> [Task objective] Give a verbatim copy of the lines below, minus the pictures.

[Start Given entries]

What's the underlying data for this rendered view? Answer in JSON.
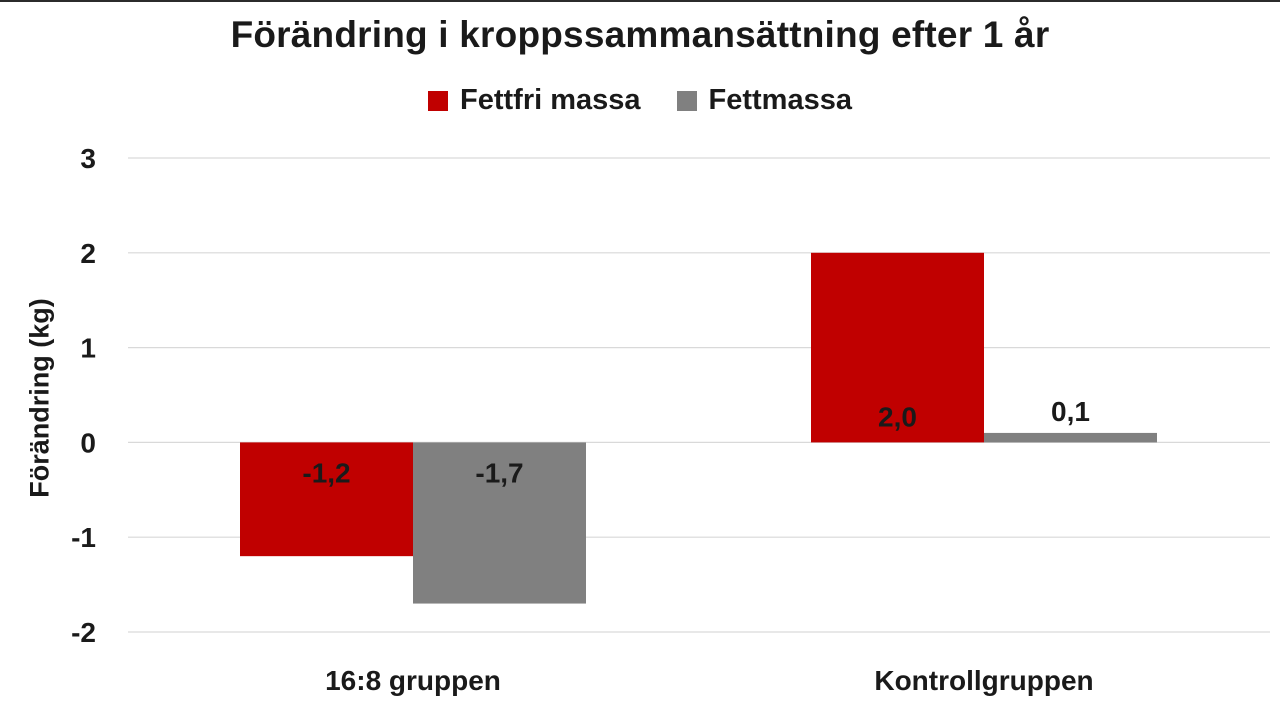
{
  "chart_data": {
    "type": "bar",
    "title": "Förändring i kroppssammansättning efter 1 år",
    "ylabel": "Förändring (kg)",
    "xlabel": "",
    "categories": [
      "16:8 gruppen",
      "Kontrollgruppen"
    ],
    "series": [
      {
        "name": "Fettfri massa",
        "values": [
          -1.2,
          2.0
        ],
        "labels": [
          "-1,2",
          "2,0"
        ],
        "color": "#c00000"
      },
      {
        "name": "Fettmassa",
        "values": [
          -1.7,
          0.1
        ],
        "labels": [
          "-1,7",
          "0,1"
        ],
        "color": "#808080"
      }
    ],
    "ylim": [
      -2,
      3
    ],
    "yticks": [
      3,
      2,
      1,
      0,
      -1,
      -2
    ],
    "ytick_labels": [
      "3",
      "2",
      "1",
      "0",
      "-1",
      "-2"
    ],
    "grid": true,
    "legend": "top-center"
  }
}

[End Given entries]

> [Result for this task]
What's the underlying data for this rendered view? Answer in JSON.
{
  "chart_data": {
    "type": "bar",
    "title": "Förändring i kroppssammansättning efter 1 år",
    "ylabel": "Förändring (kg)",
    "xlabel": "",
    "categories": [
      "16:8 gruppen",
      "Kontrollgruppen"
    ],
    "series": [
      {
        "name": "Fettfri massa",
        "values": [
          -1.2,
          2.0
        ],
        "labels": [
          "-1,2",
          "2,0"
        ],
        "color": "#c00000"
      },
      {
        "name": "Fettmassa",
        "values": [
          -1.7,
          0.1
        ],
        "labels": [
          "-1,7",
          "0,1"
        ],
        "color": "#808080"
      }
    ],
    "ylim": [
      -2,
      3
    ],
    "yticks": [
      3,
      2,
      1,
      0,
      -1,
      -2
    ],
    "ytick_labels": [
      "3",
      "2",
      "1",
      "0",
      "-1",
      "-2"
    ],
    "grid": true,
    "legend": "top-center"
  }
}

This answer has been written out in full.